**Written request**
Arrange everything from the start of the material down to and including the line containing "bar-poledne-2006-úterý (180, 218, 193, 393)" as a Markdown table with the columns Row and Line, giving each line's number and the line itself and skipping any blank lines.

**Data shown**
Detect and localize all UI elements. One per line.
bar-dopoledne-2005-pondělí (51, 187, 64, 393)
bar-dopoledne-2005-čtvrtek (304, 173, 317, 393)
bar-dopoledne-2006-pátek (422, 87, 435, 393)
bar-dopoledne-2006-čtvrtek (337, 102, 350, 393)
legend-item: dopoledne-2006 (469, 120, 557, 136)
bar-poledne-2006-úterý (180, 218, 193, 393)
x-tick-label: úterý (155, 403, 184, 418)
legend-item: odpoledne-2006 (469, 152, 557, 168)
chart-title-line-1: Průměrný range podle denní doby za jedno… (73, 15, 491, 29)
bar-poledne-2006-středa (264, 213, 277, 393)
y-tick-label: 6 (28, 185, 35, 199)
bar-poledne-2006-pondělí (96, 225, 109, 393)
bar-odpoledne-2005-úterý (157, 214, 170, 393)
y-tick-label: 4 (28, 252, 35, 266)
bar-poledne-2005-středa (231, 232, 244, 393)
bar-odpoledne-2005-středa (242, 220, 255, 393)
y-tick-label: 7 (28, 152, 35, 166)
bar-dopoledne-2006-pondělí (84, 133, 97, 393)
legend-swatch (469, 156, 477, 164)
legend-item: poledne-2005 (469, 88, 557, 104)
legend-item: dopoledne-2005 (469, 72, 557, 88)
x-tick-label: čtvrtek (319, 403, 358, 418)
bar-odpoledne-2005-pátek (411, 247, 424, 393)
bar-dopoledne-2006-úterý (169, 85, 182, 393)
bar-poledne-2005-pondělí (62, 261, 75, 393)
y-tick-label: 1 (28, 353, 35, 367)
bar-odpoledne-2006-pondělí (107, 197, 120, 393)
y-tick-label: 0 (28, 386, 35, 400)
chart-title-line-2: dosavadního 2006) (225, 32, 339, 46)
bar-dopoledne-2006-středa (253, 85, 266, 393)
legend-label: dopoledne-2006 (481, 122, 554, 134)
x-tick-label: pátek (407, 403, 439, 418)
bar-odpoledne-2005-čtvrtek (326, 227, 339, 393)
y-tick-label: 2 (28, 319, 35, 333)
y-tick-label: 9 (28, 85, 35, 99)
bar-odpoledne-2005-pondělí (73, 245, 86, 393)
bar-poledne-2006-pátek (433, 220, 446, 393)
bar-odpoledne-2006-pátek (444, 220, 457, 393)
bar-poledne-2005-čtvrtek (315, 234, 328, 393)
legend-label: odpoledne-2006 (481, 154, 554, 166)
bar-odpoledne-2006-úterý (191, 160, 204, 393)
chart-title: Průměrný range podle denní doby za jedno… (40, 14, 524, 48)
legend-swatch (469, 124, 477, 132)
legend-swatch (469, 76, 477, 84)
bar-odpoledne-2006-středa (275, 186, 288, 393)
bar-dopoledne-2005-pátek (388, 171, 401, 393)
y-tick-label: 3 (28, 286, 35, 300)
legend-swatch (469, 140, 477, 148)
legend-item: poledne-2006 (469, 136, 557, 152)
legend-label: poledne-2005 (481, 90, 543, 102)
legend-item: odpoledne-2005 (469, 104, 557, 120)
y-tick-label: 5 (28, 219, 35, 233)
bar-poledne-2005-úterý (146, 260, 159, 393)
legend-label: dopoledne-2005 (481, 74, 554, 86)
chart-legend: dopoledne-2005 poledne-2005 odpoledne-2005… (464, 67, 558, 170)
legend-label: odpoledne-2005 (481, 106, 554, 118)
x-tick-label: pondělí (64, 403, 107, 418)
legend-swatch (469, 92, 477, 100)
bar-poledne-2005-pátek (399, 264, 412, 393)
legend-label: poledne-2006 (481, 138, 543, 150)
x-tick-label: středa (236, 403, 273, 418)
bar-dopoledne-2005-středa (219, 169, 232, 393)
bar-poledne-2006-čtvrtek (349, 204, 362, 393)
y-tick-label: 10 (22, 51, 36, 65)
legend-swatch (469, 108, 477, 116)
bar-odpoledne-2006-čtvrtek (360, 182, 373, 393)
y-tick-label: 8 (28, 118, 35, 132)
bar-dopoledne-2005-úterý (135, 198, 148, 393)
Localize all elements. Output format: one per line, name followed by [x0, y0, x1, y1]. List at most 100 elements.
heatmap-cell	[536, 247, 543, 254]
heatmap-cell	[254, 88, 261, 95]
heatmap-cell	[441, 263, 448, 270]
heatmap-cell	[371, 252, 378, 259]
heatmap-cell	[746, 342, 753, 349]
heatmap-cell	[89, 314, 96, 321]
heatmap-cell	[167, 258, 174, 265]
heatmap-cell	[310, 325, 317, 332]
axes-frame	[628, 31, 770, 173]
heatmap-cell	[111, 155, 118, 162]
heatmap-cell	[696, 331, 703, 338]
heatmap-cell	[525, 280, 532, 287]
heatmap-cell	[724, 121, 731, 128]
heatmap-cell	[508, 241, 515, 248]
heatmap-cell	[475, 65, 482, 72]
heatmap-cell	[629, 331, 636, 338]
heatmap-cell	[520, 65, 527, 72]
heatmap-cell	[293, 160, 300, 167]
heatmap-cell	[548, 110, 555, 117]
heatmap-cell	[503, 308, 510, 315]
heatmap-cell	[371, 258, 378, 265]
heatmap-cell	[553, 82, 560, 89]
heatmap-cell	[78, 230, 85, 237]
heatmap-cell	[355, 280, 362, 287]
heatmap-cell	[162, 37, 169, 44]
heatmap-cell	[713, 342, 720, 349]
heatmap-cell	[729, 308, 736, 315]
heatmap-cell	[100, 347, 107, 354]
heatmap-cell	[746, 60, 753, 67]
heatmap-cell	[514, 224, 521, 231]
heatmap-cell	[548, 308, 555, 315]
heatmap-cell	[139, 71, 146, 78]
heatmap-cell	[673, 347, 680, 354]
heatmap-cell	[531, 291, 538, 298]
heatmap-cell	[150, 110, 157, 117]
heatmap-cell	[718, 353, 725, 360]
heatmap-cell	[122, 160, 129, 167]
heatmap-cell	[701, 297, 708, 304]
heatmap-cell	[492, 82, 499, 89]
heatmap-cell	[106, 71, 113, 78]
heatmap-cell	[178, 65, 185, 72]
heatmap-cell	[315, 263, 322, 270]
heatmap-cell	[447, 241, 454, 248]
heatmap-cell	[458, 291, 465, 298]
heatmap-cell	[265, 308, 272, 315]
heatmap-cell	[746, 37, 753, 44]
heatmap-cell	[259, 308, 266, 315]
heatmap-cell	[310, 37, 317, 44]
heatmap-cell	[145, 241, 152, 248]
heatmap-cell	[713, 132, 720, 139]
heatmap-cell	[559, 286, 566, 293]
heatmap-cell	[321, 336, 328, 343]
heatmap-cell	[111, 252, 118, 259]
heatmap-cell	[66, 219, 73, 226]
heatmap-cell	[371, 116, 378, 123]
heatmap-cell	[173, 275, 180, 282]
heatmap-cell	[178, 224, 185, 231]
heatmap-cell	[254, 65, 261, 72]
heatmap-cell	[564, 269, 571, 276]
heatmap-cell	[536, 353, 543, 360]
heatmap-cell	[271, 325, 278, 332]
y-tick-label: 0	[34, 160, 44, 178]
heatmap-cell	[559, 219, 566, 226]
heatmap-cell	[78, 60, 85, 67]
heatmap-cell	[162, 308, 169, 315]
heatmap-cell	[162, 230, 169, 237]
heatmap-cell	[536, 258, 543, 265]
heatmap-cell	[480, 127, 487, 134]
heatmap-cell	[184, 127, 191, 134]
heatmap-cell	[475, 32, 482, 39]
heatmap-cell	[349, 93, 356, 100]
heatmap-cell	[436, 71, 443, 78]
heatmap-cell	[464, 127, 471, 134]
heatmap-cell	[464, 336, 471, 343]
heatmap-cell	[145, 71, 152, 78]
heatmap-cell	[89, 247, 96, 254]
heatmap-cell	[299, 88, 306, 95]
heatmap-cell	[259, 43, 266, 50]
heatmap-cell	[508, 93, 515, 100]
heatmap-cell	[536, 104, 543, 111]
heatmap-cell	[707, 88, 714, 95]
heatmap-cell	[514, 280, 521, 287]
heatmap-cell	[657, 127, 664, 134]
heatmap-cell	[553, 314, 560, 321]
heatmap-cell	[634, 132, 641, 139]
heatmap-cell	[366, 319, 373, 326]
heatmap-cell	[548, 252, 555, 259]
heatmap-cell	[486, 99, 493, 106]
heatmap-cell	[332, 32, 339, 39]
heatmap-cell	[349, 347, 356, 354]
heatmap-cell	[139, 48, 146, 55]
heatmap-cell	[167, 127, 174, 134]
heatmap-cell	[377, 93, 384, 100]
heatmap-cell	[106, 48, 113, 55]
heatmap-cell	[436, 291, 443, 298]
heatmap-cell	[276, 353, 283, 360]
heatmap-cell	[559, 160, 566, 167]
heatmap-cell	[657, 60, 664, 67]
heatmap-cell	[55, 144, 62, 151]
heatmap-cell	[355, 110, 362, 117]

**Written reply**
| Row | Line |
|---|---|
| 1 | Detect and localize all UI elements. One per line. |
| 2 | bar-dopoledne-2005-pondělí (51, 187, 64, 393) |
| 3 | bar-dopoledne-2005-čtvrtek (304, 173, 317, 393) |
| 4 | bar-dopoledne-2006-pátek (422, 87, 435, 393) |
| 5 | bar-dopoledne-2006-čtvrtek (337, 102, 350, 393) |
| 6 | legend-item: dopoledne-2006 (469, 120, 557, 136) |
| 7 | bar-poledne-2006-úterý (180, 218, 193, 393) |